WHAT YOU SHOULD DO:
Each line holding the word "PBMC" must appear in the answer, copied from the entries.

Data entries for graphics
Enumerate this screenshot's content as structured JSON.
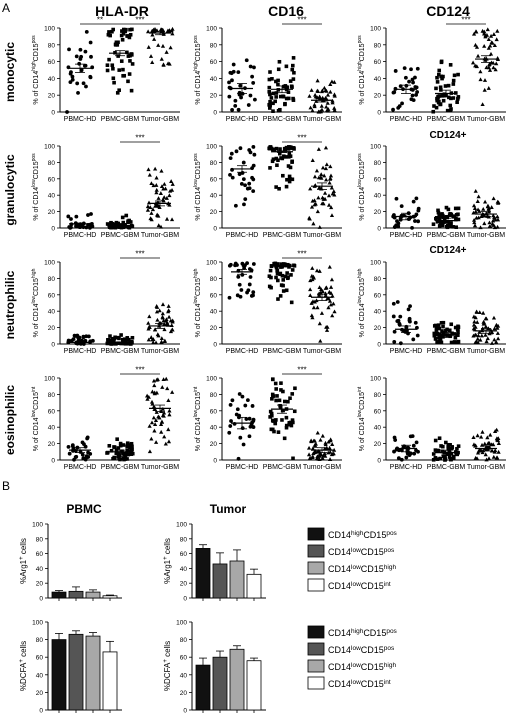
{
  "panel_labels": {
    "a": "A",
    "b": "B"
  },
  "column_titles": [
    "HLA-DR",
    "CD16",
    "CD124"
  ],
  "row_titles": [
    "monocytic",
    "granulocytic",
    "neutrophilic",
    "eosinophilic"
  ],
  "extra_titles": {
    "r1c2": "CD124+",
    "r2c2": "CD124+"
  },
  "group_labels": [
    "PBMC-HD",
    "PBMC-GBM",
    "Tumor-GBM"
  ],
  "ylabels": {
    "monocytic": {
      "base": "% of CD14",
      "sup1": "high",
      "mid": "CD15",
      "sup2": "pos"
    },
    "granulocytic": {
      "base": "% of CD14",
      "sup1": "low",
      "mid": "CD15",
      "sup2": "pos"
    },
    "neutrophilic": {
      "base": "% of CD14",
      "sup1": "low",
      "mid": "CD15",
      "sup2": "high"
    },
    "eosinophilic": {
      "base": "% of CD14",
      "sup1": "low",
      "mid": "CD15",
      "sup2": "int"
    }
  },
  "chart_data": [
    {
      "type": "scatter",
      "panel": "A",
      "ylim": [
        0,
        100
      ],
      "yticks": [
        0,
        20,
        40,
        60,
        80,
        100
      ],
      "groups": [
        "PBMC-HD",
        "PBMC-GBM",
        "Tumor-GBM"
      ],
      "markers": [
        "circle",
        "square",
        "triangle"
      ],
      "grid": [
        [
          {
            "means": [
              52,
              70,
              94
            ],
            "sem": [
              5,
              3,
              2
            ],
            "n": [
              28,
              50,
              36
            ],
            "sig": [
              {
                "a": 0,
                "b": 1,
                "label": "**"
              },
              {
                "a": 1,
                "b": 2,
                "label": "***"
              }
            ]
          },
          {
            "means": [
              28,
              27,
              14
            ],
            "sem": [
              6,
              4,
              2
            ],
            "n": [
              28,
              50,
              50
            ],
            "sig": [
              {
                "a": 1,
                "b": 2,
                "label": "***"
              }
            ]
          },
          {
            "means": [
              27,
              22,
              63
            ],
            "sem": [
              5,
              4,
              4
            ],
            "n": [
              28,
              50,
              50
            ],
            "sig": [
              {
                "a": 1,
                "b": 2,
                "label": "***"
              }
            ]
          }
        ],
        [
          {
            "means": [
              5,
              3,
              30
            ],
            "sem": [
              1,
              1,
              3
            ],
            "n": [
              28,
              50,
              50
            ],
            "sig": [
              {
                "a": 1,
                "b": 2,
                "label": "***"
              }
            ]
          },
          {
            "means": [
              72,
              93,
              51
            ],
            "sem": [
              4,
              1,
              4
            ],
            "n": [
              28,
              50,
              50
            ],
            "sig": [
              {
                "a": 1,
                "b": 2,
                "label": "***"
              }
            ]
          },
          {
            "means": [
              14,
              9,
              17
            ],
            "sem": [
              4,
              3,
              3
            ],
            "n": [
              28,
              50,
              50
            ],
            "sig": []
          }
        ],
        [
          {
            "means": [
              2,
              2,
              22
            ],
            "sem": [
              0.5,
              0.5,
              3
            ],
            "n": [
              28,
              50,
              50
            ],
            "sig": [
              {
                "a": 1,
                "b": 2,
                "label": "***"
              }
            ]
          },
          {
            "means": [
              88,
              95,
              57
            ],
            "sem": [
              3,
              1,
              4
            ],
            "n": [
              28,
              50,
              50
            ],
            "sig": [
              {
                "a": 1,
                "b": 2,
                "label": "***"
              }
            ]
          },
          {
            "means": [
              18,
              11,
              16
            ],
            "sem": [
              4,
              3,
              3
            ],
            "n": [
              28,
              50,
              50
            ],
            "sig": []
          }
        ],
        [
          {
            "means": [
              12,
              10,
              63
            ],
            "sem": [
              3,
              2,
              4
            ],
            "n": [
              28,
              50,
              50
            ],
            "sig": [
              {
                "a": 1,
                "b": 2,
                "label": "***"
              }
            ]
          },
          {
            "means": [
              45,
              62,
              12
            ],
            "sem": [
              7,
              5,
              3
            ],
            "n": [
              28,
              50,
              50
            ],
            "sig": [
              {
                "a": 1,
                "b": 2,
                "label": "***"
              }
            ]
          },
          {
            "means": [
              14,
              9,
              14
            ],
            "sem": [
              4,
              3,
              3
            ],
            "n": [
              28,
              50,
              50
            ],
            "sig": []
          }
        ]
      ]
    },
    {
      "type": "bar",
      "panel": "B",
      "ylim": [
        0,
        100
      ],
      "yticks": [
        0,
        20,
        40,
        60,
        80,
        100
      ],
      "column_titles": [
        "PBMC",
        "Tumor"
      ],
      "series": [
        {
          "name": "CD14highCD15pos",
          "label": {
            "a": "CD14",
            "b": "high",
            "c": "CD15",
            "d": "pos"
          },
          "color": "#111111"
        },
        {
          "name": "CD14lowCD15pos",
          "label": {
            "a": "CD14",
            "b": "low",
            "c": "CD15",
            "d": "pos"
          },
          "color": "#555555"
        },
        {
          "name": "CD14lowCD15high",
          "label": {
            "a": "CD14",
            "b": "low",
            "c": "CD15",
            "d": "high"
          },
          "color": "#a8a8a8"
        },
        {
          "name": "CD14lowCD15int",
          "label": {
            "a": "CD14",
            "b": "low",
            "c": "CD15",
            "d": "int"
          },
          "color": "#ffffff"
        }
      ],
      "rows": [
        {
          "ylabel": {
            "base": "%Arg1",
            "sup": "+",
            "rest": " cells"
          },
          "PBMC": {
            "values": [
              8,
              9,
              8,
              3
            ],
            "err": [
              2,
              6,
              3,
              1
            ]
          },
          "Tumor": {
            "values": [
              67,
              46,
              50,
              32
            ],
            "err": [
              5,
              15,
              15,
              7
            ]
          }
        },
        {
          "ylabel": {
            "base": "%DCFA",
            "sup": "+",
            "rest": " cells"
          },
          "PBMC": {
            "values": [
              80,
              86,
              84,
              66
            ],
            "err": [
              7,
              4,
              4,
              12
            ]
          },
          "Tumor": {
            "values": [
              51,
              60,
              69,
              56
            ],
            "err": [
              8,
              7,
              4,
              3
            ]
          }
        }
      ]
    }
  ]
}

PROBLEM SOLUTION:
    "PBMC-HD",
    "PBMC-GBM",
        "PBMC-HD",
        "PBMC-GBM",
        "PBMC",
          "PBMC": {
          "PBMC": {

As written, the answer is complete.